Return each line of the listing below, unchanged, and omit the images.

## Start Data provided

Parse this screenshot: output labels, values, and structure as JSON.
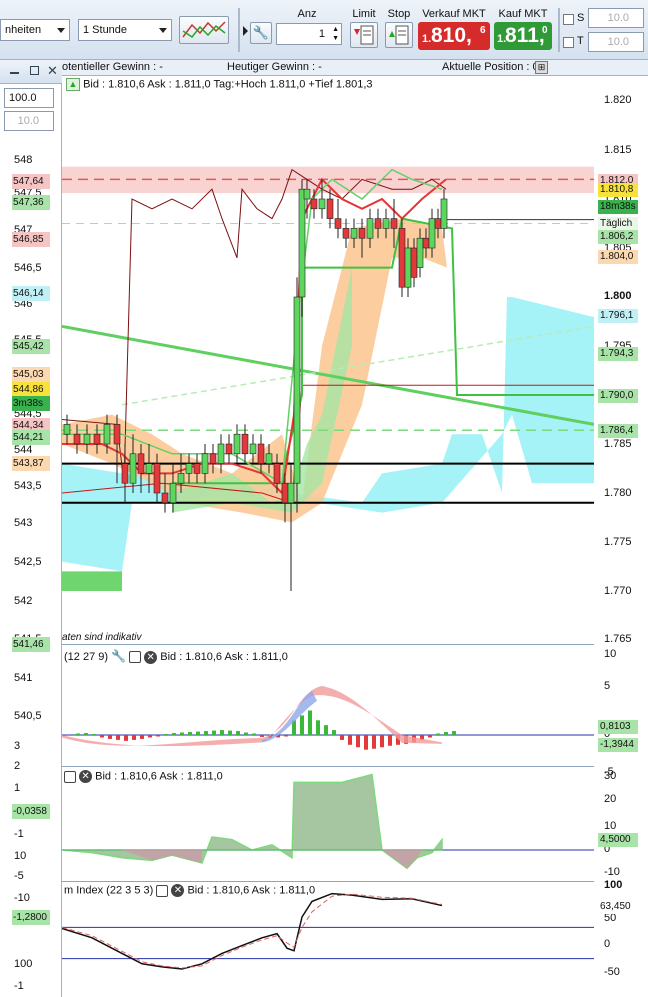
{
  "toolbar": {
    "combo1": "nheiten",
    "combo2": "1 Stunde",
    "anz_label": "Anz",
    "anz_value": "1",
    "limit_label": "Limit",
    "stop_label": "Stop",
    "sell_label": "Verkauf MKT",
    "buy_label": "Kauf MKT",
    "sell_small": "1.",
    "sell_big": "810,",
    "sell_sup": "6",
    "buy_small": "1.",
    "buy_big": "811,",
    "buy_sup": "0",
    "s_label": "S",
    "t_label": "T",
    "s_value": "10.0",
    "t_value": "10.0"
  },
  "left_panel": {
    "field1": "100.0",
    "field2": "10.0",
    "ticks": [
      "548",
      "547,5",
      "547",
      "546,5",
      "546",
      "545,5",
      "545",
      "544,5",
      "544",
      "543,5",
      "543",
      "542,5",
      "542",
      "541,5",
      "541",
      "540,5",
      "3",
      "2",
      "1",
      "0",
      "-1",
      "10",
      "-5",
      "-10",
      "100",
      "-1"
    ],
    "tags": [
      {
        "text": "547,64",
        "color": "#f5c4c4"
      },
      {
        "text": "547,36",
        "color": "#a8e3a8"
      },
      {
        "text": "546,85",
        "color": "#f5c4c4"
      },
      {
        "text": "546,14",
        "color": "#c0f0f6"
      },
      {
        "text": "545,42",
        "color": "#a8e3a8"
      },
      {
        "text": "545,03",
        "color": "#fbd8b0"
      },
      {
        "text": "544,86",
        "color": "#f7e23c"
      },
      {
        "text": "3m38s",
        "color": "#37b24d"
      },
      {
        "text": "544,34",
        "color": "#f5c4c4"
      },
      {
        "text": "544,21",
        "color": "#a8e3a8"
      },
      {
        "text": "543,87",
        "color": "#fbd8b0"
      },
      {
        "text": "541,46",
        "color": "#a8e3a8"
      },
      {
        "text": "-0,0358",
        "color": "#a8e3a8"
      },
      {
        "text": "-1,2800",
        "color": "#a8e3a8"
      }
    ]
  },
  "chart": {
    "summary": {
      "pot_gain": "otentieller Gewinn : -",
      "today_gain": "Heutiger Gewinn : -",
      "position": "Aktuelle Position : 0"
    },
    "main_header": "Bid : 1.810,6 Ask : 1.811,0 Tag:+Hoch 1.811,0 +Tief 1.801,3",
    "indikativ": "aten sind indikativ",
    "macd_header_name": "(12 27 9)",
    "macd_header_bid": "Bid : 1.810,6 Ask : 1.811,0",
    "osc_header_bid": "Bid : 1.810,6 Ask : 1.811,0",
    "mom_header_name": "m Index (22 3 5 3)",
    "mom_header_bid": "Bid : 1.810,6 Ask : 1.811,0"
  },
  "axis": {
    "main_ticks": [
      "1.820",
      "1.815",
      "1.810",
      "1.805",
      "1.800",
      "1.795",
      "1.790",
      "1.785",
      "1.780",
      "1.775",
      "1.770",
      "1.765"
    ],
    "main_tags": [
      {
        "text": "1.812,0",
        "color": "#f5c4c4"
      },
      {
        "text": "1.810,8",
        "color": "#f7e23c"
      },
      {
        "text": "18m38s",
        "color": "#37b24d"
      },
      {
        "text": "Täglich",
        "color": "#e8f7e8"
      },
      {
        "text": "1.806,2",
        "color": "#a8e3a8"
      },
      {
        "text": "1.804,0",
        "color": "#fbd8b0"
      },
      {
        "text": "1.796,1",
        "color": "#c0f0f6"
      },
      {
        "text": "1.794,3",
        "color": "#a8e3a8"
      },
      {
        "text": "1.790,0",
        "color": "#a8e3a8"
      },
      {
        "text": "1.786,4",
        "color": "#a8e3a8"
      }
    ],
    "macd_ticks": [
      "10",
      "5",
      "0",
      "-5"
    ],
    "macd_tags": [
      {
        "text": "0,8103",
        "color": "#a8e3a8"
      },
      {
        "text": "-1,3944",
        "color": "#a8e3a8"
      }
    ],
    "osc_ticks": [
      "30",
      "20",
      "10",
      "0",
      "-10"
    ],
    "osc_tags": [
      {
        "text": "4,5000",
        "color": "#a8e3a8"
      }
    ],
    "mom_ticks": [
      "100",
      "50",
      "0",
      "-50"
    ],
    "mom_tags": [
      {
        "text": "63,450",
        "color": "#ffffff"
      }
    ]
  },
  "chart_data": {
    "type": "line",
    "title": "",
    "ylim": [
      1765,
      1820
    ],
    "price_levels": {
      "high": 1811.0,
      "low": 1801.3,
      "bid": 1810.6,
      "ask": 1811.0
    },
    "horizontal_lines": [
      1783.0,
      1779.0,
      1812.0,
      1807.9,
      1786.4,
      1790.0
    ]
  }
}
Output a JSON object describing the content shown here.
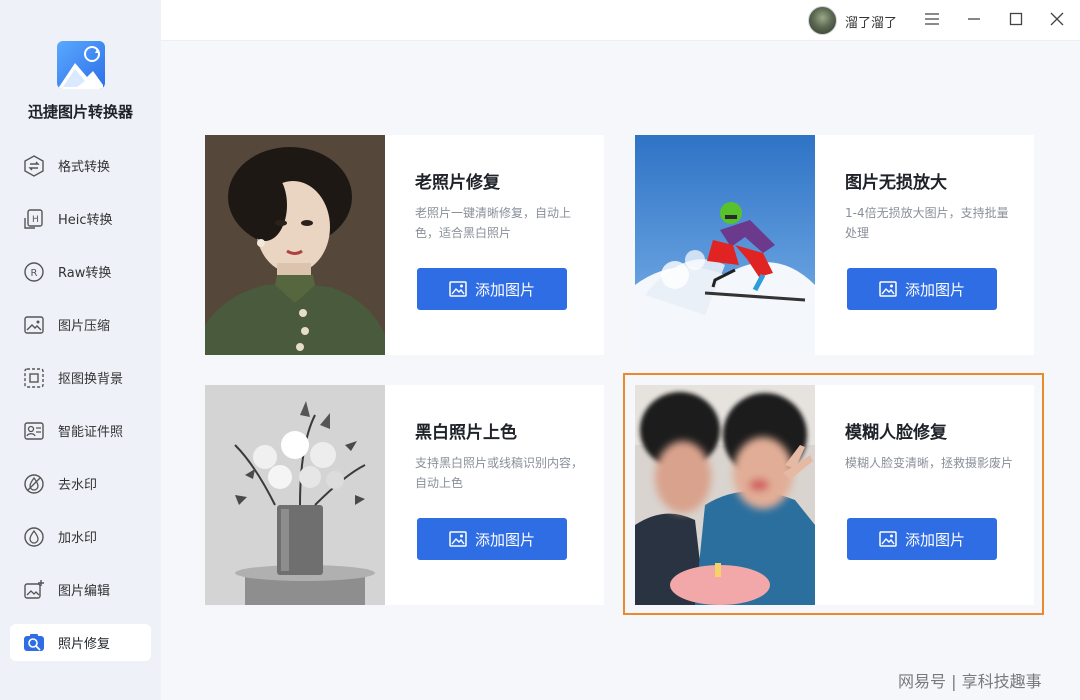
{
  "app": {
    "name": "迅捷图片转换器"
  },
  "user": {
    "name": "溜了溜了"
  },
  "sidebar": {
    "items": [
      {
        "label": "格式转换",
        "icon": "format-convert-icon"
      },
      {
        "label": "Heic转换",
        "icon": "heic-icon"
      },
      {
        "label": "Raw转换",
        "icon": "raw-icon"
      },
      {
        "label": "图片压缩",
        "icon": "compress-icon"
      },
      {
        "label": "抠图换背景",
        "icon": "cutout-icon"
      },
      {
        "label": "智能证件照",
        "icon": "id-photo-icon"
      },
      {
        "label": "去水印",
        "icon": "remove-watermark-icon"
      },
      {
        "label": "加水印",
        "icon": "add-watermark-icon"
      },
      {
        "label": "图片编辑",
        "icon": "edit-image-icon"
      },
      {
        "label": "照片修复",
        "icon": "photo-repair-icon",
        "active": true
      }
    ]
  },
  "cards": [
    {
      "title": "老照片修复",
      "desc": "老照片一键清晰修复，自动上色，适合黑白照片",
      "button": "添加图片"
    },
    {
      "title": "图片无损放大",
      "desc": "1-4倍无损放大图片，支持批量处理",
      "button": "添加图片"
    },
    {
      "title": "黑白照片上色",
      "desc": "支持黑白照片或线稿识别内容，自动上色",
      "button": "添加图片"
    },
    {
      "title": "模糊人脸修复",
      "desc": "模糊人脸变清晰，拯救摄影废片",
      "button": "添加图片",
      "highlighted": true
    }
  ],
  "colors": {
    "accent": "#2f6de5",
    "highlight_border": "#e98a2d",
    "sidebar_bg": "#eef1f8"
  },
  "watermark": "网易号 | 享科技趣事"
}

## End Data provided

- _Reply_:
Parse this screenshot: output labels, values, and structure as JSON.
{
  "toolbar": {
    "combo1": "nheiten",
    "combo2": "1 Stunde",
    "anz_label": "Anz",
    "anz_value": "1",
    "limit_label": "Limit",
    "stop_label": "Stop",
    "sell_label": "Verkauf MKT",
    "buy_label": "Kauf MKT",
    "sell_small": "1.",
    "sell_big": "810,",
    "sell_sup": "6",
    "buy_small": "1.",
    "buy_big": "811,",
    "buy_sup": "0",
    "s_label": "S",
    "t_label": "T",
    "s_value": "10.0",
    "t_value": "10.0"
  },
  "left_panel": {
    "field1": "100.0",
    "field2": "10.0",
    "ticks": [
      "548",
      "547,5",
      "547",
      "546,5",
      "546",
      "545,5",
      "545",
      "544,5",
      "544",
      "543,5",
      "543",
      "542,5",
      "542",
      "541,5",
      "541",
      "540,5",
      "3",
      "2",
      "1",
      "0",
      "-1",
      "10",
      "-5",
      "-10",
      "100",
      "-1"
    ],
    "tags": [
      {
        "text": "547,64",
        "color": "#f5c4c4"
      },
      {
        "text": "547,36",
        "color": "#a8e3a8"
      },
      {
        "text": "546,85",
        "color": "#f5c4c4"
      },
      {
        "text": "546,14",
        "color": "#c0f0f6"
      },
      {
        "text": "545,42",
        "color": "#a8e3a8"
      },
      {
        "text": "545,03",
        "color": "#fbd8b0"
      },
      {
        "text": "544,86",
        "color": "#f7e23c"
      },
      {
        "text": "3m38s",
        "color": "#37b24d"
      },
      {
        "text": "544,34",
        "color": "#f5c4c4"
      },
      {
        "text": "544,21",
        "color": "#a8e3a8"
      },
      {
        "text": "543,87",
        "color": "#fbd8b0"
      },
      {
        "text": "541,46",
        "color": "#a8e3a8"
      },
      {
        "text": "-0,0358",
        "color": "#a8e3a8"
      },
      {
        "text": "-1,2800",
        "color": "#a8e3a8"
      }
    ]
  },
  "chart": {
    "summary": {
      "pot_gain": "otentieller Gewinn : -",
      "today_gain": "Heutiger Gewinn : -",
      "position": "Aktuelle Position : 0"
    },
    "main_header": "Bid : 1.810,6 Ask : 1.811,0 Tag:+Hoch 1.811,0 +Tief 1.801,3",
    "indikativ": "aten sind indikativ",
    "macd_header_name": "(12 27 9)",
    "macd_header_bid": "Bid : 1.810,6 Ask : 1.811,0",
    "osc_header_bid": "Bid : 1.810,6 Ask : 1.811,0",
    "mom_header_name": "m Index (22 3 5 3)",
    "mom_header_bid": "Bid : 1.810,6 Ask : 1.811,0"
  },
  "axis": {
    "main_ticks": [
      "1.820",
      "1.815",
      "1.810",
      "1.805",
      "1.800",
      "1.795",
      "1.790",
      "1.785",
      "1.780",
      "1.775",
      "1.770",
      "1.765"
    ],
    "main_tags": [
      {
        "text": "1.812,0",
        "color": "#f5c4c4"
      },
      {
        "text": "1.810,8",
        "color": "#f7e23c"
      },
      {
        "text": "18m38s",
        "color": "#37b24d"
      },
      {
        "text": "Täglich",
        "color": "#e8f7e8"
      },
      {
        "text": "1.806,2",
        "color": "#a8e3a8"
      },
      {
        "text": "1.804,0",
        "color": "#fbd8b0"
      },
      {
        "text": "1.796,1",
        "color": "#c0f0f6"
      },
      {
        "text": "1.794,3",
        "color": "#a8e3a8"
      },
      {
        "text": "1.790,0",
        "color": "#a8e3a8"
      },
      {
        "text": "1.786,4",
        "color": "#a8e3a8"
      }
    ],
    "macd_ticks": [
      "10",
      "5",
      "0",
      "-5"
    ],
    "macd_tags": [
      {
        "text": "0,8103",
        "color": "#a8e3a8"
      },
      {
        "text": "-1,3944",
        "color": "#a8e3a8"
      }
    ],
    "osc_ticks": [
      "30",
      "20",
      "10",
      "0",
      "-10"
    ],
    "osc_tags": [
      {
        "text": "4,5000",
        "color": "#a8e3a8"
      }
    ],
    "mom_ticks": [
      "100",
      "50",
      "0",
      "-50"
    ],
    "mom_tags": [
      {
        "text": "63,450",
        "color": "#ffffff"
      }
    ]
  },
  "chart_data": {
    "type": "line",
    "title": "",
    "ylim": [
      1765,
      1820
    ],
    "price_levels": {
      "high": 1811.0,
      "low": 1801.3,
      "bid": 1810.6,
      "ask": 1811.0
    },
    "horizontal_lines": [
      1783.0,
      1779.0,
      1812.0,
      1807.9,
      1786.4,
      1790.0
    ]
  }
}
Output a JSON object describing the content shown here.
{
  "app": {
    "name": "迅捷图片转换器"
  },
  "user": {
    "name": "溜了溜了"
  },
  "sidebar": {
    "items": [
      {
        "label": "格式转换",
        "icon": "format-convert-icon"
      },
      {
        "label": "Heic转换",
        "icon": "heic-icon"
      },
      {
        "label": "Raw转换",
        "icon": "raw-icon"
      },
      {
        "label": "图片压缩",
        "icon": "compress-icon"
      },
      {
        "label": "抠图换背景",
        "icon": "cutout-icon"
      },
      {
        "label": "智能证件照",
        "icon": "id-photo-icon"
      },
      {
        "label": "去水印",
        "icon": "remove-watermark-icon"
      },
      {
        "label": "加水印",
        "icon": "add-watermark-icon"
      },
      {
        "label": "图片编辑",
        "icon": "edit-image-icon"
      },
      {
        "label": "照片修复",
        "icon": "photo-repair-icon",
        "active": true
      }
    ]
  },
  "cards": [
    {
      "title": "老照片修复",
      "desc": "老照片一键清晰修复，自动上色，适合黑白照片",
      "button": "添加图片"
    },
    {
      "title": "图片无损放大",
      "desc": "1-4倍无损放大图片，支持批量处理",
      "button": "添加图片"
    },
    {
      "title": "黑白照片上色",
      "desc": "支持黑白照片或线稿识别内容，自动上色",
      "button": "添加图片"
    },
    {
      "title": "模糊人脸修复",
      "desc": "模糊人脸变清晰，拯救摄影废片",
      "button": "添加图片",
      "highlighted": true
    }
  ],
  "colors": {
    "accent": "#2f6de5",
    "highlight_border": "#e98a2d",
    "sidebar_bg": "#eef1f8"
  },
  "watermark": "网易号 | 享科技趣事"
}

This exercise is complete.